- _THE DATA_:

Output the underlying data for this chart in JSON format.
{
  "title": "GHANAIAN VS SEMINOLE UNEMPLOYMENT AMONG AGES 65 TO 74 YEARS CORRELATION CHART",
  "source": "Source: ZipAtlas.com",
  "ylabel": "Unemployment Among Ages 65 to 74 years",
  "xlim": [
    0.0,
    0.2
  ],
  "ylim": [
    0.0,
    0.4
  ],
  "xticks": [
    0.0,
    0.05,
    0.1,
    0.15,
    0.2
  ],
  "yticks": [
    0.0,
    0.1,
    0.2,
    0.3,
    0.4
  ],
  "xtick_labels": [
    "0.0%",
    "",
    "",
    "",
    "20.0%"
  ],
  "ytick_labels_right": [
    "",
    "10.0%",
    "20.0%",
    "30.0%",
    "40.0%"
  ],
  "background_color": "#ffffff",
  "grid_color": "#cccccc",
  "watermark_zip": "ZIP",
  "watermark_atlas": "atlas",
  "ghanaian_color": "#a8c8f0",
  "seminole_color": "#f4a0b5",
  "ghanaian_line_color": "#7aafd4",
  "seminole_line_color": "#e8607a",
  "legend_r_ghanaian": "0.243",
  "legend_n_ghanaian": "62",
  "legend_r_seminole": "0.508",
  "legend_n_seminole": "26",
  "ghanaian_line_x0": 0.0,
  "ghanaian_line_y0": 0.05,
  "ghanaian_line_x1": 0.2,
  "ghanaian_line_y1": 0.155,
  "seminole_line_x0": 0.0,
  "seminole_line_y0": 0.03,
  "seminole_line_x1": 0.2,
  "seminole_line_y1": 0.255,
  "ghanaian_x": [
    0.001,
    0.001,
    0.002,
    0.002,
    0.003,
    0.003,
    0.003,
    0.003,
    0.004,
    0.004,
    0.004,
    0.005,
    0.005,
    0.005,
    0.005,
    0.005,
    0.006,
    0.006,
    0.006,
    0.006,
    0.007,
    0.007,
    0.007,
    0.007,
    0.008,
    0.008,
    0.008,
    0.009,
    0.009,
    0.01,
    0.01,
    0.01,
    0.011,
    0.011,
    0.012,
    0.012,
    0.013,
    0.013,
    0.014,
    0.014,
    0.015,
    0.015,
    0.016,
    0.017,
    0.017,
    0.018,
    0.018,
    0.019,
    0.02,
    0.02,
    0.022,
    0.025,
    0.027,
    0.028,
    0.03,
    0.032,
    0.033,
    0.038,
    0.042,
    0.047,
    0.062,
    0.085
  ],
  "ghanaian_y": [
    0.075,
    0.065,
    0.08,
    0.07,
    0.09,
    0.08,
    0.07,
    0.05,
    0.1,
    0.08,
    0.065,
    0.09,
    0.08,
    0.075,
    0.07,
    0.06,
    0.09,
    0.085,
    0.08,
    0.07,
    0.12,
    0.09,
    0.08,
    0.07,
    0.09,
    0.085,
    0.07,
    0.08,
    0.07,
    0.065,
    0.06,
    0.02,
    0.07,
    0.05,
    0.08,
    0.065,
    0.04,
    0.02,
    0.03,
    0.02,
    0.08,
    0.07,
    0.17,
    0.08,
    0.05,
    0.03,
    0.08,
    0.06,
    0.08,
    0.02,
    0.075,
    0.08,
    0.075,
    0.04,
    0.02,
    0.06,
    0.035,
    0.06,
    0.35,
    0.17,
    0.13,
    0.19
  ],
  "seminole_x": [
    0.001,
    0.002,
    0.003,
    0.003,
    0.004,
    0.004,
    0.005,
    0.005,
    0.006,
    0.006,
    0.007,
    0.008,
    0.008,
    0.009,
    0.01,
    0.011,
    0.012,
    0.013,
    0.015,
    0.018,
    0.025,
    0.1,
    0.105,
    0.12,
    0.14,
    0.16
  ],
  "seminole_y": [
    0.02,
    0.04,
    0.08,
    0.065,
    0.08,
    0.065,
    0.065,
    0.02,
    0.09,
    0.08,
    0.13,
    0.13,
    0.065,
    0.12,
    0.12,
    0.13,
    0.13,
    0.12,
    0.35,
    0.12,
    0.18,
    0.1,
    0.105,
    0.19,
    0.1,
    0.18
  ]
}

- _TASK INSTRUCTIONS_:
Each record above should be output again exactly.

- _SOLUTION FOR THIS PROBLEM_:
Output the underlying data for this chart in JSON format.
{
  "title": "GHANAIAN VS SEMINOLE UNEMPLOYMENT AMONG AGES 65 TO 74 YEARS CORRELATION CHART",
  "source": "Source: ZipAtlas.com",
  "ylabel": "Unemployment Among Ages 65 to 74 years",
  "xlim": [
    0.0,
    0.2
  ],
  "ylim": [
    0.0,
    0.4
  ],
  "xticks": [
    0.0,
    0.05,
    0.1,
    0.15,
    0.2
  ],
  "yticks": [
    0.0,
    0.1,
    0.2,
    0.3,
    0.4
  ],
  "xtick_labels": [
    "0.0%",
    "",
    "",
    "",
    "20.0%"
  ],
  "ytick_labels_right": [
    "",
    "10.0%",
    "20.0%",
    "30.0%",
    "40.0%"
  ],
  "background_color": "#ffffff",
  "grid_color": "#cccccc",
  "watermark_zip": "ZIP",
  "watermark_atlas": "atlas",
  "ghanaian_color": "#a8c8f0",
  "seminole_color": "#f4a0b5",
  "ghanaian_line_color": "#7aafd4",
  "seminole_line_color": "#e8607a",
  "legend_r_ghanaian": "0.243",
  "legend_n_ghanaian": "62",
  "legend_r_seminole": "0.508",
  "legend_n_seminole": "26",
  "ghanaian_line_x0": 0.0,
  "ghanaian_line_y0": 0.05,
  "ghanaian_line_x1": 0.2,
  "ghanaian_line_y1": 0.155,
  "seminole_line_x0": 0.0,
  "seminole_line_y0": 0.03,
  "seminole_line_x1": 0.2,
  "seminole_line_y1": 0.255,
  "ghanaian_x": [
    0.001,
    0.001,
    0.002,
    0.002,
    0.003,
    0.003,
    0.003,
    0.003,
    0.004,
    0.004,
    0.004,
    0.005,
    0.005,
    0.005,
    0.005,
    0.005,
    0.006,
    0.006,
    0.006,
    0.006,
    0.007,
    0.007,
    0.007,
    0.007,
    0.008,
    0.008,
    0.008,
    0.009,
    0.009,
    0.01,
    0.01,
    0.01,
    0.011,
    0.011,
    0.012,
    0.012,
    0.013,
    0.013,
    0.014,
    0.014,
    0.015,
    0.015,
    0.016,
    0.017,
    0.017,
    0.018,
    0.018,
    0.019,
    0.02,
    0.02,
    0.022,
    0.025,
    0.027,
    0.028,
    0.03,
    0.032,
    0.033,
    0.038,
    0.042,
    0.047,
    0.062,
    0.085
  ],
  "ghanaian_y": [
    0.075,
    0.065,
    0.08,
    0.07,
    0.09,
    0.08,
    0.07,
    0.05,
    0.1,
    0.08,
    0.065,
    0.09,
    0.08,
    0.075,
    0.07,
    0.06,
    0.09,
    0.085,
    0.08,
    0.07,
    0.12,
    0.09,
    0.08,
    0.07,
    0.09,
    0.085,
    0.07,
    0.08,
    0.07,
    0.065,
    0.06,
    0.02,
    0.07,
    0.05,
    0.08,
    0.065,
    0.04,
    0.02,
    0.03,
    0.02,
    0.08,
    0.07,
    0.17,
    0.08,
    0.05,
    0.03,
    0.08,
    0.06,
    0.08,
    0.02,
    0.075,
    0.08,
    0.075,
    0.04,
    0.02,
    0.06,
    0.035,
    0.06,
    0.35,
    0.17,
    0.13,
    0.19
  ],
  "seminole_x": [
    0.001,
    0.002,
    0.003,
    0.003,
    0.004,
    0.004,
    0.005,
    0.005,
    0.006,
    0.006,
    0.007,
    0.008,
    0.008,
    0.009,
    0.01,
    0.011,
    0.012,
    0.013,
    0.015,
    0.018,
    0.025,
    0.1,
    0.105,
    0.12,
    0.14,
    0.16
  ],
  "seminole_y": [
    0.02,
    0.04,
    0.08,
    0.065,
    0.08,
    0.065,
    0.065,
    0.02,
    0.09,
    0.08,
    0.13,
    0.13,
    0.065,
    0.12,
    0.12,
    0.13,
    0.13,
    0.12,
    0.35,
    0.12,
    0.18,
    0.1,
    0.105,
    0.19,
    0.1,
    0.18
  ]
}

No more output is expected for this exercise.